## start
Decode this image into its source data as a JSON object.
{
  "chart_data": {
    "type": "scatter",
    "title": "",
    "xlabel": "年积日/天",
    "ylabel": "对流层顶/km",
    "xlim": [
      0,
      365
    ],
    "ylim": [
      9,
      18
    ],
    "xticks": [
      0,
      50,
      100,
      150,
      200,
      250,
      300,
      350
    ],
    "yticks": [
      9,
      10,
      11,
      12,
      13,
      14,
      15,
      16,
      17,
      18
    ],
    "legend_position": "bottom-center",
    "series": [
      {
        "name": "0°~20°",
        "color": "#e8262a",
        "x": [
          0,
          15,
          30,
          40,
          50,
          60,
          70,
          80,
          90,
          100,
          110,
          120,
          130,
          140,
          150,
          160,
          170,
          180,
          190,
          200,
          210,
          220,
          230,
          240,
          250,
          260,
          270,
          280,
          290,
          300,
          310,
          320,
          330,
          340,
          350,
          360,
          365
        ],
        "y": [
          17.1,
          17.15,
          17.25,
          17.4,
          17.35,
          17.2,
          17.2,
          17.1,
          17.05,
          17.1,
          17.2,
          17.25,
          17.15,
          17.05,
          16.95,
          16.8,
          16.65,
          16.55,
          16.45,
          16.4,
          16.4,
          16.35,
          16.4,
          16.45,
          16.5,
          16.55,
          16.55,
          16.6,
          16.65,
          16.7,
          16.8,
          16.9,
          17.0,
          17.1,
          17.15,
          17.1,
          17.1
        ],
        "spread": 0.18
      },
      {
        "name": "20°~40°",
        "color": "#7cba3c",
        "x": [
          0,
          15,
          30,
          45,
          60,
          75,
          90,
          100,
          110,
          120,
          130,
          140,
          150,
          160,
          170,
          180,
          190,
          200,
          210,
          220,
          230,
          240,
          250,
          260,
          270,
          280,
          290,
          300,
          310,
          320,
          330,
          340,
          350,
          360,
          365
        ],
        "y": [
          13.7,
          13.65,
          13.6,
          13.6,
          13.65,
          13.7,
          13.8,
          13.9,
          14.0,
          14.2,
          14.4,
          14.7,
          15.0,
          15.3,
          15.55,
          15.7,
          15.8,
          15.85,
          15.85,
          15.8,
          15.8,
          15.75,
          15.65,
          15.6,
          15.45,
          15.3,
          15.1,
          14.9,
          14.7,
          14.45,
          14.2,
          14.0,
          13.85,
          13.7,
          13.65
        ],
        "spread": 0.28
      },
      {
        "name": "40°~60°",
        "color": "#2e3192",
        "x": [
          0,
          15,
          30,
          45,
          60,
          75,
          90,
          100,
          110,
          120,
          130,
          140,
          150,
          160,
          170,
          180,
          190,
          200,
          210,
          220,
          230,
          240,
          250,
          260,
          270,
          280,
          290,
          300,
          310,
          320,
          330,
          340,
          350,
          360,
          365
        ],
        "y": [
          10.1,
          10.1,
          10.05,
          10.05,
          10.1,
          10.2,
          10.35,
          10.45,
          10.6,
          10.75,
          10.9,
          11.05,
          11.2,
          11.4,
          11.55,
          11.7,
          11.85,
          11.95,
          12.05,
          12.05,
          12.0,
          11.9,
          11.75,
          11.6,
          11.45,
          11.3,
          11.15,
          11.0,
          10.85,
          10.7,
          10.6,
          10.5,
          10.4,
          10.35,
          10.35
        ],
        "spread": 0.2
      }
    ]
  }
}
## end
§ STATED PROBLEM: Retype all the records, matching them exactly.

§ ANSWER IN FULL:
Decode this image into its source data as a JSON object.
{
  "chart_data": {
    "type": "scatter",
    "title": "",
    "xlabel": "年积日/天",
    "ylabel": "对流层顶/km",
    "xlim": [
      0,
      365
    ],
    "ylim": [
      9,
      18
    ],
    "xticks": [
      0,
      50,
      100,
      150,
      200,
      250,
      300,
      350
    ],
    "yticks": [
      9,
      10,
      11,
      12,
      13,
      14,
      15,
      16,
      17,
      18
    ],
    "legend_position": "bottom-center",
    "series": [
      {
        "name": "0°~20°",
        "color": "#e8262a",
        "x": [
          0,
          15,
          30,
          40,
          50,
          60,
          70,
          80,
          90,
          100,
          110,
          120,
          130,
          140,
          150,
          160,
          170,
          180,
          190,
          200,
          210,
          220,
          230,
          240,
          250,
          260,
          270,
          280,
          290,
          300,
          310,
          320,
          330,
          340,
          350,
          360,
          365
        ],
        "y": [
          17.1,
          17.15,
          17.25,
          17.4,
          17.35,
          17.2,
          17.2,
          17.1,
          17.05,
          17.1,
          17.2,
          17.25,
          17.15,
          17.05,
          16.95,
          16.8,
          16.65,
          16.55,
          16.45,
          16.4,
          16.4,
          16.35,
          16.4,
          16.45,
          16.5,
          16.55,
          16.55,
          16.6,
          16.65,
          16.7,
          16.8,
          16.9,
          17.0,
          17.1,
          17.15,
          17.1,
          17.1
        ],
        "spread": 0.18
      },
      {
        "name": "20°~40°",
        "color": "#7cba3c",
        "x": [
          0,
          15,
          30,
          45,
          60,
          75,
          90,
          100,
          110,
          120,
          130,
          140,
          150,
          160,
          170,
          180,
          190,
          200,
          210,
          220,
          230,
          240,
          250,
          260,
          270,
          280,
          290,
          300,
          310,
          320,
          330,
          340,
          350,
          360,
          365
        ],
        "y": [
          13.7,
          13.65,
          13.6,
          13.6,
          13.65,
          13.7,
          13.8,
          13.9,
          14.0,
          14.2,
          14.4,
          14.7,
          15.0,
          15.3,
          15.55,
          15.7,
          15.8,
          15.85,
          15.85,
          15.8,
          15.8,
          15.75,
          15.65,
          15.6,
          15.45,
          15.3,
          15.1,
          14.9,
          14.7,
          14.45,
          14.2,
          14.0,
          13.85,
          13.7,
          13.65
        ],
        "spread": 0.28
      },
      {
        "name": "40°~60°",
        "color": "#2e3192",
        "x": [
          0,
          15,
          30,
          45,
          60,
          75,
          90,
          100,
          110,
          120,
          130,
          140,
          150,
          160,
          170,
          180,
          190,
          200,
          210,
          220,
          230,
          240,
          250,
          260,
          270,
          280,
          290,
          300,
          310,
          320,
          330,
          340,
          350,
          360,
          365
        ],
        "y": [
          10.1,
          10.1,
          10.05,
          10.05,
          10.1,
          10.2,
          10.35,
          10.45,
          10.6,
          10.75,
          10.9,
          11.05,
          11.2,
          11.4,
          11.55,
          11.7,
          11.85,
          11.95,
          12.05,
          12.05,
          12.0,
          11.9,
          11.75,
          11.6,
          11.45,
          11.3,
          11.15,
          11.0,
          10.85,
          10.7,
          10.6,
          10.5,
          10.4,
          10.35,
          10.35
        ],
        "spread": 0.2
      }
    ]
  }
}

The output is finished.